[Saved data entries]
###

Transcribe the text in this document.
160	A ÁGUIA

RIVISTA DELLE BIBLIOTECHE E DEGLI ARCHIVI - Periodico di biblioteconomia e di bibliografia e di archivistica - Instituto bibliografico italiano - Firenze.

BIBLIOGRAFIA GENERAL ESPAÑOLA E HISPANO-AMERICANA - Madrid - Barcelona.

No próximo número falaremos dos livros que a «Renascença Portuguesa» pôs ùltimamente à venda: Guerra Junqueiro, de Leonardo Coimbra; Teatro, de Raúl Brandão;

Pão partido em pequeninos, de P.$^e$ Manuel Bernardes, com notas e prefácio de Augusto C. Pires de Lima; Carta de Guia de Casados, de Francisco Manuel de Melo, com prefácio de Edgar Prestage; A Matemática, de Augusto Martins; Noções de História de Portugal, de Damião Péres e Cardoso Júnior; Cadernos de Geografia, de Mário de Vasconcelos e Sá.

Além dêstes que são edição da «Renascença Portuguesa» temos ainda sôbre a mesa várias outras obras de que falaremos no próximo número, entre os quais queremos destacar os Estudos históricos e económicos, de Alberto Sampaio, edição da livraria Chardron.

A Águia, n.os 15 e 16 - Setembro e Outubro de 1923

###

## EXERCISE PROMPT
Return the whole listing exactly, with every line included.

## ANSWER TO THIS TASK
Transcribe the text in this document.
160	A ÁGUIA

RIVISTA DELLE BIBLIOTECHE E DEGLI ARCHIVI - Periodico di biblioteconomia e di bibliografia e di archivistica - Instituto bibliografico italiano - Firenze.

BIBLIOGRAFIA GENERAL ESPAÑOLA E HISPANO-AMERICANA - Madrid - Barcelona.

No próximo número falaremos dos livros que a «Renascença Portuguesa» pôs ùltimamente à venda: Guerra Junqueiro, de Leonardo Coimbra; Teatro, de Raúl Brandão;

Pão partido em pequeninos, de P.$^e$ Manuel Bernardes, com notas e prefácio de Augusto C. Pires de Lima; Carta de Guia de Casados, de Francisco Manuel de Melo, com prefácio de Edgar Prestage; A Matemática, de Augusto Martins; Noções de História de Portugal, de Damião Péres e Cardoso Júnior; Cadernos de Geografia, de Mário de Vasconcelos e Sá.

Além dêstes que são edição da «Renascença Portuguesa» temos ainda sôbre a mesa várias outras obras de que falaremos no próximo número, entre os quais queremos destacar os Estudos históricos e económicos, de Alberto Sampaio, edição da livraria Chardron.

A Águia, n.os 15 e 16 - Setembro e Outubro de 1923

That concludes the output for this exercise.